» Layout element annotations
-- begin --
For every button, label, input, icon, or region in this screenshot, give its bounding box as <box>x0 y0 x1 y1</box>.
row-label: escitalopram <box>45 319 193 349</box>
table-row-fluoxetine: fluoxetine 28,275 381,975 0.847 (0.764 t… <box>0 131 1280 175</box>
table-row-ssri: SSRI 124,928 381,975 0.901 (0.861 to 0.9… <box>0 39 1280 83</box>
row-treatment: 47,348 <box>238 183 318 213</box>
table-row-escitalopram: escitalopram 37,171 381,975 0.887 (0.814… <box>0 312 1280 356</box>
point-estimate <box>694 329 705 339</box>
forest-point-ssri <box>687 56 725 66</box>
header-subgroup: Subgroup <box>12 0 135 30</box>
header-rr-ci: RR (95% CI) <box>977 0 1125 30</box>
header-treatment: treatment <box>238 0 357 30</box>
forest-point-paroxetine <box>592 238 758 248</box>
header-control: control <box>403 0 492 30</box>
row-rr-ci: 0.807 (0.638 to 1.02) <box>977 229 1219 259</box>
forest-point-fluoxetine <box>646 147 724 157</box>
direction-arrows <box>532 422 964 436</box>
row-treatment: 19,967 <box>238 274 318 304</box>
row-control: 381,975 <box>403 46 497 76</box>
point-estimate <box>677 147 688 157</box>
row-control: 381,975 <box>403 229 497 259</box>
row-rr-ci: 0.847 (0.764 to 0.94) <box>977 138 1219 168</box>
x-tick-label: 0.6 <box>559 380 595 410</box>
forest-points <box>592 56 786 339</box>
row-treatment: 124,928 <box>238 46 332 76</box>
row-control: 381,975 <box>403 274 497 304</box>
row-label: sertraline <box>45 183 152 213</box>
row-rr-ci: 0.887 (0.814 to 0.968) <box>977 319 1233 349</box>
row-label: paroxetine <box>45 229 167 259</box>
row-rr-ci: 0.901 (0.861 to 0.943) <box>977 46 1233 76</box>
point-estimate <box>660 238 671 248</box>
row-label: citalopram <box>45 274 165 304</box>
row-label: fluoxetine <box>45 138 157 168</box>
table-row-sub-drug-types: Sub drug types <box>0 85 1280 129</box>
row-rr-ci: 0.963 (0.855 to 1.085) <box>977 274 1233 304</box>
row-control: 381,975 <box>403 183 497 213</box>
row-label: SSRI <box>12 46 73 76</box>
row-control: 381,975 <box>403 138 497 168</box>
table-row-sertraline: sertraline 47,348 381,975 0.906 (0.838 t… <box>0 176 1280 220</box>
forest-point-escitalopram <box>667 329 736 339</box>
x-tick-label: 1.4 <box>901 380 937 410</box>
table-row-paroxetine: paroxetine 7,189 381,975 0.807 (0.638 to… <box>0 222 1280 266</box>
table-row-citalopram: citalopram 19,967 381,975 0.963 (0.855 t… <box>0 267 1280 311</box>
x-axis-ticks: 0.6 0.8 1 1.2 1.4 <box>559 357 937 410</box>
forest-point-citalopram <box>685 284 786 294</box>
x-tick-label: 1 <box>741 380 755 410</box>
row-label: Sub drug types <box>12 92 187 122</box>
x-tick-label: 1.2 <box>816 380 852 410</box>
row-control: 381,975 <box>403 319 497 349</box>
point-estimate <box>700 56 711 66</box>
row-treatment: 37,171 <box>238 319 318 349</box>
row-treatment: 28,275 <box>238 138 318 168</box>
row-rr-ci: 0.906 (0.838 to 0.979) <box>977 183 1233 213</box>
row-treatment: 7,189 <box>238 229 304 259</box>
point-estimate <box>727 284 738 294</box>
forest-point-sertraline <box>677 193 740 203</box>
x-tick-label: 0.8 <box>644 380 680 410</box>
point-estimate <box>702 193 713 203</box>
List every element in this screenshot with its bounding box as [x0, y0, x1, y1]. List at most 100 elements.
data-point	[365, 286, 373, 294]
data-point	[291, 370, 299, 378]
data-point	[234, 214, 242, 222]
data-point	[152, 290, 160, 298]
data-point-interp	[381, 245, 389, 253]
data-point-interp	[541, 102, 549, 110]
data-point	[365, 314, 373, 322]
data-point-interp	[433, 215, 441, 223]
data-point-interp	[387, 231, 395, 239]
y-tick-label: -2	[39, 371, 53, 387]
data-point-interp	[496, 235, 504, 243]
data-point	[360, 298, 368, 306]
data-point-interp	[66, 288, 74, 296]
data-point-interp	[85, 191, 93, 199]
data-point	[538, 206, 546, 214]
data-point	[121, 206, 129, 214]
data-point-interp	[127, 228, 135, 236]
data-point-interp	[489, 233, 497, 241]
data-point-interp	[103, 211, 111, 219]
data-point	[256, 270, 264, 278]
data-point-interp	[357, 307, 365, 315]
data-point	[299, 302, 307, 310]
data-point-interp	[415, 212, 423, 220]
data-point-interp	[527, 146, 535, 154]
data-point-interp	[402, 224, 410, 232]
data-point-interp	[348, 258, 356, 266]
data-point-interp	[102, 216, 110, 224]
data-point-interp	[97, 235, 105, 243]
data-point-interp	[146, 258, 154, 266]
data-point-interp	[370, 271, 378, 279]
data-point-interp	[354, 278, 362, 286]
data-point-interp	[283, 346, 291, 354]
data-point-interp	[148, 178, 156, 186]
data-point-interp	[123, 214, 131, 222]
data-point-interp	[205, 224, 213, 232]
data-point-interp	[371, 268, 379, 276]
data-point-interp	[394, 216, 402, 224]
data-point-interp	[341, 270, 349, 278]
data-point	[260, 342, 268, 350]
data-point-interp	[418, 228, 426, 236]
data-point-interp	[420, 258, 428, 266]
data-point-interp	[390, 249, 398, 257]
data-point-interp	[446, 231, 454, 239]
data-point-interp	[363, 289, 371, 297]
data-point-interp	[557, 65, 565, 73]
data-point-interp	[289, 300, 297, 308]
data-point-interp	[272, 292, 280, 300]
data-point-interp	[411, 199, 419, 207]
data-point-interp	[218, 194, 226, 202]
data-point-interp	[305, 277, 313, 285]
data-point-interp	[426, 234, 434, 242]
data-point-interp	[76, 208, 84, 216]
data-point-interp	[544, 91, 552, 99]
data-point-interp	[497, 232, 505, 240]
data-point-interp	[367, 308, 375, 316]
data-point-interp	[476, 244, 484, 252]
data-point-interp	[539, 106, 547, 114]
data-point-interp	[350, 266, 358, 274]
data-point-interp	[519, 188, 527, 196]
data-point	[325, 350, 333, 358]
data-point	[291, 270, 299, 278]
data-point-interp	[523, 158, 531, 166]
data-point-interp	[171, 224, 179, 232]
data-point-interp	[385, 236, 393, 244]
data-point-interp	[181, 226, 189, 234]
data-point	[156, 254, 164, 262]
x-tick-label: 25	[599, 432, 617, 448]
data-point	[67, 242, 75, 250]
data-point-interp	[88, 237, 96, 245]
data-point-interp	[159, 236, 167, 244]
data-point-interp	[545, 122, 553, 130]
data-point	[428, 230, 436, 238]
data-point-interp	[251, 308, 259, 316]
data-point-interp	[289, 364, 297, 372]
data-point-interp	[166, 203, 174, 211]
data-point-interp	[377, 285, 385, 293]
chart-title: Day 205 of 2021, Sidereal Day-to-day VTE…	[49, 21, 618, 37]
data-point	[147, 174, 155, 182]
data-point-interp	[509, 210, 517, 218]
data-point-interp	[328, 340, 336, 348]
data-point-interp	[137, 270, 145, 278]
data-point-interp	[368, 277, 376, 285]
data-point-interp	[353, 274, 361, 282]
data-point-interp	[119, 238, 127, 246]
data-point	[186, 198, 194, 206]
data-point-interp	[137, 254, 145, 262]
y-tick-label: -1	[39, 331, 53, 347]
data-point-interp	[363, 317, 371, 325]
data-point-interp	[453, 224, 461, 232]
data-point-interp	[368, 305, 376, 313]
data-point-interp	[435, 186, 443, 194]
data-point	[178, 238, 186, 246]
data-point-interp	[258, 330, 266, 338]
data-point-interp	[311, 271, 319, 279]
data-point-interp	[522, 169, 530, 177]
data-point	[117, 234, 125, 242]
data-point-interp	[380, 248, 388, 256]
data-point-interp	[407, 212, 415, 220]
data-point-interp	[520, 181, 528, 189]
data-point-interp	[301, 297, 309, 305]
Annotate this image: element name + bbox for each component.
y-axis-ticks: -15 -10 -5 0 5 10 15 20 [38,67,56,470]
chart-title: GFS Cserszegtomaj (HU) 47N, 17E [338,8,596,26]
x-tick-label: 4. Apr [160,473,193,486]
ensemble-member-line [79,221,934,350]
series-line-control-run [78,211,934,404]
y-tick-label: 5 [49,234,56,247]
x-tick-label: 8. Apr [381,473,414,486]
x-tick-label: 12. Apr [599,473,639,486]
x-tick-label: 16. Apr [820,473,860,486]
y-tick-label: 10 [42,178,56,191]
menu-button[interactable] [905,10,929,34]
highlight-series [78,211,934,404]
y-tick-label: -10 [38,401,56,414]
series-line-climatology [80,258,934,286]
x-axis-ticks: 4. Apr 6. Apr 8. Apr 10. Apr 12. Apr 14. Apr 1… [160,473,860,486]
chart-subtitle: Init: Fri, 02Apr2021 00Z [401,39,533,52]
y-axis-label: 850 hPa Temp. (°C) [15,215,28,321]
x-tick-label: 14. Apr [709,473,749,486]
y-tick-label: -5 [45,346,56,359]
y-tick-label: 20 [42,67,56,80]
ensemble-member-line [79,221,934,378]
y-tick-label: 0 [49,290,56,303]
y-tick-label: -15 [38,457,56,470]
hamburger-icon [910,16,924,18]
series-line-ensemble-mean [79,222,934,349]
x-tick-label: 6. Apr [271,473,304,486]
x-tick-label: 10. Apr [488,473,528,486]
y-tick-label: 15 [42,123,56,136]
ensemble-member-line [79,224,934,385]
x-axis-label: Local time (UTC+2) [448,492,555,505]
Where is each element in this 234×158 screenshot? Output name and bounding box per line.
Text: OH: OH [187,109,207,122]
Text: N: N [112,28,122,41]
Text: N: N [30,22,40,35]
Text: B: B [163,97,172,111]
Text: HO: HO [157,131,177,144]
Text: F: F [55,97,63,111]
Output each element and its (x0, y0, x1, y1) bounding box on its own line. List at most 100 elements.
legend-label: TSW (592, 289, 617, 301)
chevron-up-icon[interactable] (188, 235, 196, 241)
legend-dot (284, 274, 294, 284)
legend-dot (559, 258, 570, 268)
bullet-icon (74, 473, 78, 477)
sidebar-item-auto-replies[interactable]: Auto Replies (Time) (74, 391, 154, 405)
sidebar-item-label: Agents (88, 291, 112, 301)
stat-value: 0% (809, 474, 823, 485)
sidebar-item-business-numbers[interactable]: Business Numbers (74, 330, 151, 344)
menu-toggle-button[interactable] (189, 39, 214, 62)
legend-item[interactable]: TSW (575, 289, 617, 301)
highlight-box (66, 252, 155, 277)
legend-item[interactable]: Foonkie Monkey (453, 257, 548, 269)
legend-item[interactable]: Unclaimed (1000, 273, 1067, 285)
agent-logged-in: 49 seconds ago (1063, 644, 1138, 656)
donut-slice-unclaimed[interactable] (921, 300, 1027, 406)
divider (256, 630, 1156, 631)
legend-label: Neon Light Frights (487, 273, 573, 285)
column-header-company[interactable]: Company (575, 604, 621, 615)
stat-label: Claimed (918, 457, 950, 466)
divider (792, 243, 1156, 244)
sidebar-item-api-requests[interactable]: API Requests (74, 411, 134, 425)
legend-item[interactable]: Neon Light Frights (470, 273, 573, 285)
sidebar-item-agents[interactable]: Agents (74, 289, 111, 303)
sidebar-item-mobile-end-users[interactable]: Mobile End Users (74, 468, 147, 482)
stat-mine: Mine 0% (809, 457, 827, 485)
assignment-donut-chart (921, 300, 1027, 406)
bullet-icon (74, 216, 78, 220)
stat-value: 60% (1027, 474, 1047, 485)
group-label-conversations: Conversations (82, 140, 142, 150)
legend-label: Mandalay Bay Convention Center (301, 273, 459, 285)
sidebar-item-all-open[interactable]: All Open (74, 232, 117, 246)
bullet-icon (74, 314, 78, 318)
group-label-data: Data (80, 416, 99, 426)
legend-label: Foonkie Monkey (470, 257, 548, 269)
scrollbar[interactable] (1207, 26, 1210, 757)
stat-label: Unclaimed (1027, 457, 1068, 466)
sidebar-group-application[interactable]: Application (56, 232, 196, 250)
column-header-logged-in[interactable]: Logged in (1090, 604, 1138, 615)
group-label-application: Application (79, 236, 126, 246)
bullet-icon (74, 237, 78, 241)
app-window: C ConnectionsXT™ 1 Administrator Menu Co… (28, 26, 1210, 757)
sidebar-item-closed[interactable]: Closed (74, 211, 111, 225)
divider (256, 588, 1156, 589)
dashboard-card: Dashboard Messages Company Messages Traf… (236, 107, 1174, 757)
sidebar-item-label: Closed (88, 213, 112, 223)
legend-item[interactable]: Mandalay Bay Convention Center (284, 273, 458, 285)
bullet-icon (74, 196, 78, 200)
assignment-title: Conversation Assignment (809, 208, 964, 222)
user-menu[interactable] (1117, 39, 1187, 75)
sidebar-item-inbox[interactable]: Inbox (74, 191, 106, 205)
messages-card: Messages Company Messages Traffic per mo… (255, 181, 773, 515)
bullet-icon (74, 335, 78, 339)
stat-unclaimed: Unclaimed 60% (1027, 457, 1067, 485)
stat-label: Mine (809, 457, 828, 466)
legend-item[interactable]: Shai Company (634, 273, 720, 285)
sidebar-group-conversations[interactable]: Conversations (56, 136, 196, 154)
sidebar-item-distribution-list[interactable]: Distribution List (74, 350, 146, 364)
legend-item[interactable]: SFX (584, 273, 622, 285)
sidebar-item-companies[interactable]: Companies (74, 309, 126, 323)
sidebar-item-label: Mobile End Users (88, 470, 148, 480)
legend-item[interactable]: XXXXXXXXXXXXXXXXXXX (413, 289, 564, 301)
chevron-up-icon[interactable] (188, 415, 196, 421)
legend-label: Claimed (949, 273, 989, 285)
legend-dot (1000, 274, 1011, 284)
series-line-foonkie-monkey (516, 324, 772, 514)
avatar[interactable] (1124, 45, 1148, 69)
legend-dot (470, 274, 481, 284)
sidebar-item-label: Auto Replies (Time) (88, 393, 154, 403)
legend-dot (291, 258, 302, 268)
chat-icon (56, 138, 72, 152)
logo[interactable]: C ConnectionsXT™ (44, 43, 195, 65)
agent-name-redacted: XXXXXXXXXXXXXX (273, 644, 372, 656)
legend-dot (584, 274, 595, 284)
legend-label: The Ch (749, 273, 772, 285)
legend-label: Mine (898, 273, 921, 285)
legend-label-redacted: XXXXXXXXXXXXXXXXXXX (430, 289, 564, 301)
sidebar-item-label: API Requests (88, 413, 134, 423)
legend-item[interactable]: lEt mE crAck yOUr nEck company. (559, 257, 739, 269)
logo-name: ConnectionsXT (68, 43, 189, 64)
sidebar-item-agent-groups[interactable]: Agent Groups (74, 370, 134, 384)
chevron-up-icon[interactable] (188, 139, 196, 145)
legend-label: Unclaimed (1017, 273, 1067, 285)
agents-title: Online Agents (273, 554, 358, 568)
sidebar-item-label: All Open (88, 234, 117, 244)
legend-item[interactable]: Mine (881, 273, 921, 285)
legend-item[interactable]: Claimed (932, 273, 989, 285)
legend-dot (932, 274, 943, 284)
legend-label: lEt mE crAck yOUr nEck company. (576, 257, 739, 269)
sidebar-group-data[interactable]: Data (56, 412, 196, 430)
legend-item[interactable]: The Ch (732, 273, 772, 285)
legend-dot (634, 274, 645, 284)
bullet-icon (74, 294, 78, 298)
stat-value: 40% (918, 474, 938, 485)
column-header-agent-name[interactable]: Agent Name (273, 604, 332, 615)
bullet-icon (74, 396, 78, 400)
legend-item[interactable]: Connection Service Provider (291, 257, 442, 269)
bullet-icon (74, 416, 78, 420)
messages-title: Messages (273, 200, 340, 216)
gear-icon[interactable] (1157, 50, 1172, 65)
-- end --
Copy out, word for word, every line from the start of the records up to and including the line that contains "row-treatment: 47,348 <box>238".

» ANSWER FOR THE TASK
For every button, label, input, icon, or region in this screenshot, give its bounding box as <box>x0 y0 x1 y1</box>.
row-label: escitalopram <box>45 319 193 349</box>
table-row-fluoxetine: fluoxetine 28,275 381,975 0.847 (0.764 t… <box>0 131 1280 175</box>
table-row-ssri: SSRI 124,928 381,975 0.901 (0.861 to 0.9… <box>0 39 1280 83</box>
row-treatment: 47,348 <box>238 183 318 213</box>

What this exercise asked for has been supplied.